Your task is to restate the data word for word.
====
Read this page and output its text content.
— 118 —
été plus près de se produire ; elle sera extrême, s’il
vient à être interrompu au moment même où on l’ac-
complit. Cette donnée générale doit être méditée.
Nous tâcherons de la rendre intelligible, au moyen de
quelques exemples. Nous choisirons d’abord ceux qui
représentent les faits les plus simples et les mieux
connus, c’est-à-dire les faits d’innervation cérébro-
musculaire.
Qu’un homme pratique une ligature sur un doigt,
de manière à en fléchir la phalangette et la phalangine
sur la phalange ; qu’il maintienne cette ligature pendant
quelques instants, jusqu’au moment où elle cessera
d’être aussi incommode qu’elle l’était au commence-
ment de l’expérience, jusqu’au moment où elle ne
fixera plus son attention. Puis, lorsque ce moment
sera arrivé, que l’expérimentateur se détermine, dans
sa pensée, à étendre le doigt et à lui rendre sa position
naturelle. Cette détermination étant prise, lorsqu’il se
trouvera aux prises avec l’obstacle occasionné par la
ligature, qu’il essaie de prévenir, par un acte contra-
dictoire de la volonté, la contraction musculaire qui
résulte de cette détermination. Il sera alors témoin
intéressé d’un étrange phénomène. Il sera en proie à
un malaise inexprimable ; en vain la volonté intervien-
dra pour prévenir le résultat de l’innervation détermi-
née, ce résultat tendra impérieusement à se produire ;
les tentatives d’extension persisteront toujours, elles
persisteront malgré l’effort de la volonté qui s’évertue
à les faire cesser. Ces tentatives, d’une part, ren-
====
### [The answer]
Read this page and output its text content.
— 118 —
été plus près de se produire ; elle sera extrême, s’il
vient à être interrompu au moment même où on l’ac-
complit. Cette donnée générale doit être méditée.
Nous tâcherons de la rendre intelligible, au moyen de
quelques exemples. Nous choisirons d’abord ceux qui
représentent les faits les plus simples et les mieux
connus, c’est-à-dire les faits d’innervation cérébro-
musculaire.
Qu’un homme pratique une ligature sur un doigt,
de manière à en fléchir la phalangette et la phalangine
sur la phalange ; qu’il maintienne cette ligature pendant
quelques instants, jusqu’au moment où elle cessera
d’être aussi incommode qu’elle l’était au commence-
ment de l’expérience, jusqu’au moment où elle ne
fixera plus son attention. Puis, lorsque ce moment
sera arrivé, que l’expérimentateur se détermine, dans
sa pensée, à étendre le doigt et à lui rendre sa position
naturelle. Cette détermination étant prise, lorsqu’il se
trouvera aux prises avec l’obstacle occasionné par la
ligature, qu’il essaie de prévenir, par un acte contra-
dictoire de la volonté, la contraction musculaire qui
résulte de cette détermination. Il sera alors témoin
intéressé d’un étrange phénomène. Il sera en proie à
un malaise inexprimable ; en vain la volonté intervien-
dra pour prévenir le résultat de l’innervation détermi-
née, ce résultat tendra impérieusement à se produire ;
les tentatives d’extension persisteront toujours, elles
persisteront malgré l’effort de la volonté qui s’évertue
à les faire cesser. Ces tentatives, d’une part, ren-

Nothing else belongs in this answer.